*Short exercise*. Only the pictures stay out; every record is to be quoted exactly.

Records from a collection:
▬▬▬▬▬▬
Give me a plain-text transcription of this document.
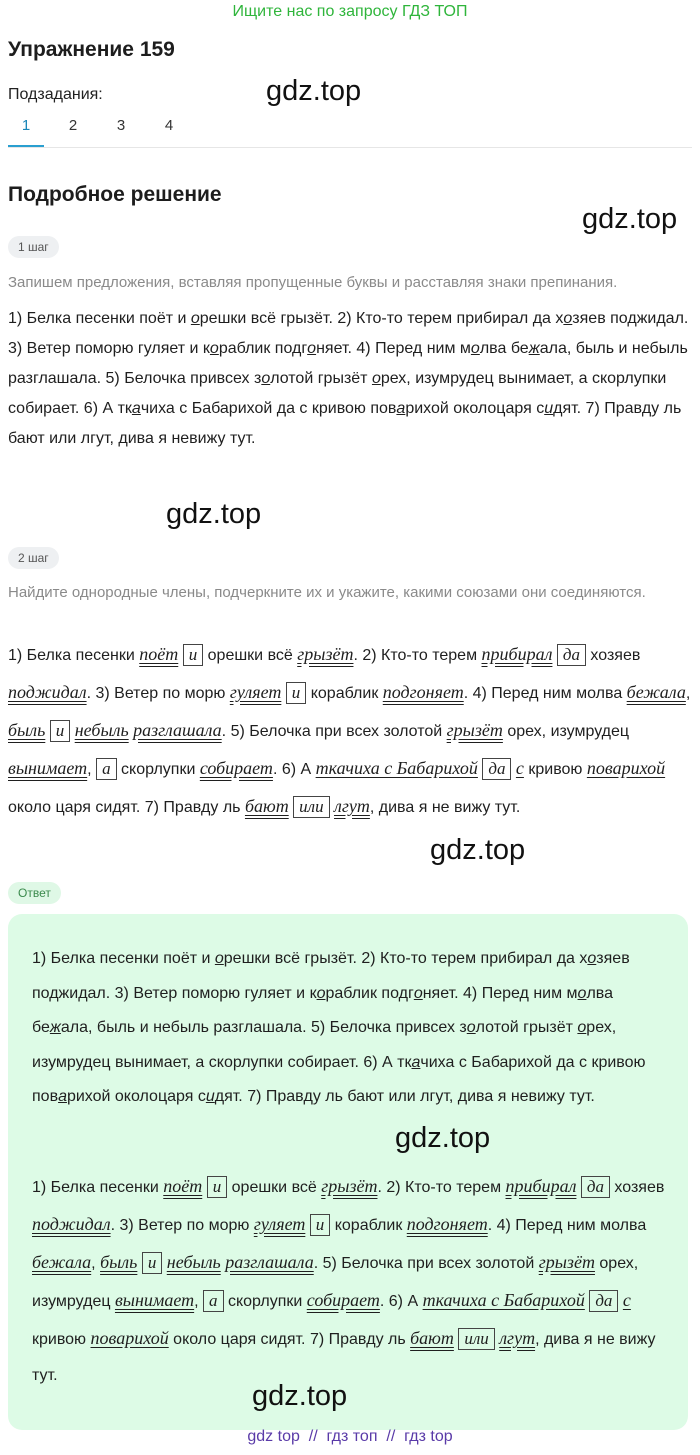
Ищите нас по запросу ГДЗ ТОП
Упражнение 159
gdz.top
Подзадания:
1	2	3	4
Подробное решение
gdz.top
1 шаг
Запишем предложения, вставляя пропущенные буквы и расставляя знаки препинания.
1) Белка песенки поёт и орешки всё грызёт. 2) Кто-то терем прибирал да хозяев поджидал. 3) Ветер поморю гуляет и кораблик подгоняет. 4) Перед ним молва бежала, быль и небыль разглашала. 5) Белочка привсех золотой грызёт орех, изумрудец вынимает, а скорлупки собирает. 6) А ткачиха с Бабарихой да с кривою поварихой околоцаря сидят. 7) Правду ль бают или лгут, дива я невижу тут.
gdz.top
2 шаг
Найдите однородные члены, подчеркните их и укажите, какими союзами они соединяются.
1) Белка песенки поёт и орешки всё грызёт. 2) Кто-то терем прибирал да хозяев поджидал. 3) Ветер по морю гуляет и кораблик подгоняет. 4) Перед ним молва бежала, быль и небыль разглашала. 5) Белочка при всех золотой грызёт орех, изумрудец вынимает, а скорлупки собирает. 6) А ткачиха с Бабарихой да с кривою поварихой около царя сидят. 7) Правду ль бают или лгут, дива я не вижу тут.
gdz.top
Ответ
1) Белка песенки поёт и орешки всё грызёт. 2) Кто-то терем прибирал да хозяев поджидал. 3) Ветер поморю гуляет и кораблик подгоняет. 4) Перед ним молва бежала, быль и небыль разглашала. 5) Белочка привсех золотой грызёт орех, изумрудец вынимает, а скорлупки собирает. 6) А ткачиха с Бабарихой да с кривою поварихой околоцаря сидят. 7) Правду ль бают или лгут, дива я невижу тут.
gdz.top
1) Белка песенки поёт и орешки всё грызёт. 2) Кто-то терем прибирал да хозяев поджидал. 3) Ветер по морю гуляет и кораблик подгоняет. 4) Перед ним молва бежала, быль и небыль разглашала. 5) Белочка при всех золотой грызёт орех, изумрудец вынимает, а скорлупки собирает. 6) А ткачиха с Бабарихой да с кривою поварихой около царя сидят. 7) Правду ль бают или лгут, дива я не вижу тут.
gdz.top
gdz top  //  гдз топ  //  гдз top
▬▬▬▬▬▬
*Finished answer*.
Give me a plain-text transcription of this document.
Ищите нас по запросу ГДЗ ТОП
Упражнение 159
gdz.top
Подзадания:
1	2	3	4
Подробное решение
gdz.top
1 шаг
Запишем предложения, вставляя пропущенные буквы и расставляя знаки препинания.
1) Белка песенки поёт и орешки всё грызёт. 2) Кто-то терем прибирал да хозяев поджидал. 3) Ветер поморю гуляет и кораблик подгоняет. 4) Перед ним молва бежала, быль и небыль разглашала. 5) Белочка привсех золотой грызёт орех, изумрудец вынимает, а скорлупки собирает. 6) А ткачиха с Бабарихой да с кривою поварихой околоцаря сидят. 7) Правду ль бают или лгут, дива я невижу тут.
gdz.top
2 шаг
Найдите однородные члены, подчеркните их и укажите, какими союзами они соединяются.
1) Белка песенки поёт и орешки всё грызёт. 2) Кто-то терем прибирал да хозяев поджидал. 3) Ветер по морю гуляет и кораблик подгоняет. 4) Перед ним молва бежала, быль и небыль разглашала. 5) Белочка при всех золотой грызёт орех, изумрудец вынимает, а скорлупки собирает. 6) А ткачиха с Бабарихой да с кривою поварихой около царя сидят. 7) Правду ль бают или лгут, дива я не вижу тут.
gdz.top
Ответ
1) Белка песенки поёт и орешки всё грызёт. 2) Кто-то терем прибирал да хозяев поджидал. 3) Ветер поморю гуляет и кораблик подгоняет. 4) Перед ним молва бежала, быль и небыль разглашала. 5) Белочка привсех золотой грызёт орех, изумрудец вынимает, а скорлупки собирает. 6) А ткачиха с Бабарихой да с кривою поварихой околоцаря сидят. 7) Правду ль бают или лгут, дива я невижу тут.
gdz.top
1) Белка песенки поёт и орешки всё грызёт. 2) Кто-то терем прибирал да хозяев поджидал. 3) Ветер по морю гуляет и кораблик подгоняет. 4) Перед ним молва бежала, быль и небыль разглашала. 5) Белочка при всех золотой грызёт орех, изумрудец вынимает, а скорлупки собирает. 6) А ткачиха с Бабарихой да с кривою поварихой около царя сидят. 7) Правду ль бают или лгут, дива я не вижу тут.
gdz.top
gdz top  //  гдз топ  //  гдз top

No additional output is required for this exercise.